(Records supplied):
>> begin

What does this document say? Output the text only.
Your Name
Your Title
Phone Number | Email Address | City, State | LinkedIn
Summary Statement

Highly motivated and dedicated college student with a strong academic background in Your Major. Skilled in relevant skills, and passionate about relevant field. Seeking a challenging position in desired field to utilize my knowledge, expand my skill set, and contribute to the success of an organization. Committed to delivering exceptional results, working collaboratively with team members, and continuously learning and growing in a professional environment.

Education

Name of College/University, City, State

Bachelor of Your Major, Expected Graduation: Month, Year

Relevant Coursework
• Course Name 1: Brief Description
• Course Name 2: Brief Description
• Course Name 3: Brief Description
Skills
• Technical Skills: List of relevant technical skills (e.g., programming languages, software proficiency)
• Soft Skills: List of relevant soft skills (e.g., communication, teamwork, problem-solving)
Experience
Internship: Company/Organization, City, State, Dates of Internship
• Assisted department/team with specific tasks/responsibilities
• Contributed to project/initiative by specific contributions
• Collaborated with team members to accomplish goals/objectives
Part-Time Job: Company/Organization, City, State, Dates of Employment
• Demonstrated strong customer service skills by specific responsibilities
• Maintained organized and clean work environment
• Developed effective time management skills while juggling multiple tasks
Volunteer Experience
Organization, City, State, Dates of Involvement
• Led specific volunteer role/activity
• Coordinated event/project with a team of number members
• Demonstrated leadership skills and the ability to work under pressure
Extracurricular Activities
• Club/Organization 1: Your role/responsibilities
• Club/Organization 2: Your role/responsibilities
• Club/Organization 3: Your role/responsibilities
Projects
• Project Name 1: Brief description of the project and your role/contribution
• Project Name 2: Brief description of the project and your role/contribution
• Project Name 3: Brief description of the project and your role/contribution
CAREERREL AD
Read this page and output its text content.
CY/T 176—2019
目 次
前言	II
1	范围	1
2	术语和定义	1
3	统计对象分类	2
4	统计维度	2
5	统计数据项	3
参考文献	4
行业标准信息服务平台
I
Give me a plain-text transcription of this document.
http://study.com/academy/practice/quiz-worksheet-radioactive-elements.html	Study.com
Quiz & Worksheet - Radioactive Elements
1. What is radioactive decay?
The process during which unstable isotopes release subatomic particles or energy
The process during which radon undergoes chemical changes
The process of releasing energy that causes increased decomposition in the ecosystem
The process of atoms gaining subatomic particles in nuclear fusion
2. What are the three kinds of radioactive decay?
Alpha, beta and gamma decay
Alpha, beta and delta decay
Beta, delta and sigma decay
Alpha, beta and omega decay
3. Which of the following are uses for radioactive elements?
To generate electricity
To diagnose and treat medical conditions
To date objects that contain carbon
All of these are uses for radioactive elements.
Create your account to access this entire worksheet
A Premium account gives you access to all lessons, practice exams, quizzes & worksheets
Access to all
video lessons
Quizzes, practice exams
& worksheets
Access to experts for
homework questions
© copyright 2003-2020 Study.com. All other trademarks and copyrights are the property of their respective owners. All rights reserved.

>> end

(Task to carry out):
Repeat the material above exactly.

(Output):
What does this document say? Output the text only.
Your Name
Your Title
Phone Number | Email Address | City, State | LinkedIn
Summary Statement

Highly motivated and dedicated college student with a strong academic background in Your Major. Skilled in relevant skills, and passionate about relevant field. Seeking a challenging position in desired field to utilize my knowledge, expand my skill set, and contribute to the success of an organization. Committed to delivering exceptional results, working collaboratively with team members, and continuously learning and growing in a professional environment.

Education

Name of College/University, City, State

Bachelor of Your Major, Expected Graduation: Month, Year

Relevant Coursework
• Course Name 1: Brief Description
• Course Name 2: Brief Description
• Course Name 3: Brief Description
Skills
• Technical Skills: List of relevant technical skills (e.g., programming languages, software proficiency)
• Soft Skills: List of relevant soft skills (e.g., communication, teamwork, problem-solving)
Experience
Internship: Company/Organization, City, State, Dates of Internship
• Assisted department/team with specific tasks/responsibilities
• Contributed to project/initiative by specific contributions
• Collaborated with team members to accomplish goals/objectives
Part-Time Job: Company/Organization, City, State, Dates of Employment
• Demonstrated strong customer service skills by specific responsibilities
• Maintained organized and clean work environment
• Developed effective time management skills while juggling multiple tasks
Volunteer Experience
Organization, City, State, Dates of Involvement
• Led specific volunteer role/activity
• Coordinated event/project with a team of number members
• Demonstrated leadership skills and the ability to work under pressure
Extracurricular Activities
• Club/Organization 1: Your role/responsibilities
• Club/Organization 2: Your role/responsibilities
• Club/Organization 3: Your role/responsibilities
Projects
• Project Name 1: Brief description of the project and your role/contribution
• Project Name 2: Brief description of the project and your role/contribution
• Project Name 3: Brief description of the project and your role/contribution
CAREERREL AD
Read this page and output its text content.
CY/T 176—2019
目 次
前言	II
1	范围	1
2	术语和定义	1
3	统计对象分类	2
4	统计维度	2
5	统计数据项	3
参考文献	4
行业标准信息服务平台
I
Give me a plain-text transcription of this document.
http://study.com/academy/practice/quiz-worksheet-radioactive-elements.html	Study.com
Quiz & Worksheet - Radioactive Elements
1. What is radioactive decay?
The process during which unstable isotopes release subatomic particles or energy
The process during which radon undergoes chemical changes
The process of releasing energy that causes increased decomposition in the ecosystem
The process of atoms gaining subatomic particles in nuclear fusion
2. What are the three kinds of radioactive decay?
Alpha, beta and gamma decay
Alpha, beta and delta decay
Beta, delta and sigma decay
Alpha, beta and omega decay
3. Which of the following are uses for radioactive elements?
To generate electricity
To diagnose and treat medical conditions
To date objects that contain carbon
All of these are uses for radioactive elements.
Create your account to access this entire worksheet
A Premium account gives you access to all lessons, practice exams, quizzes & worksheets
Access to all
video lessons
Quizzes, practice exams
& worksheets
Access to experts for
homework questions
© copyright 2003-2020 Study.com. All other trademarks and copyrights are the property of their respective owners. All rights reserved.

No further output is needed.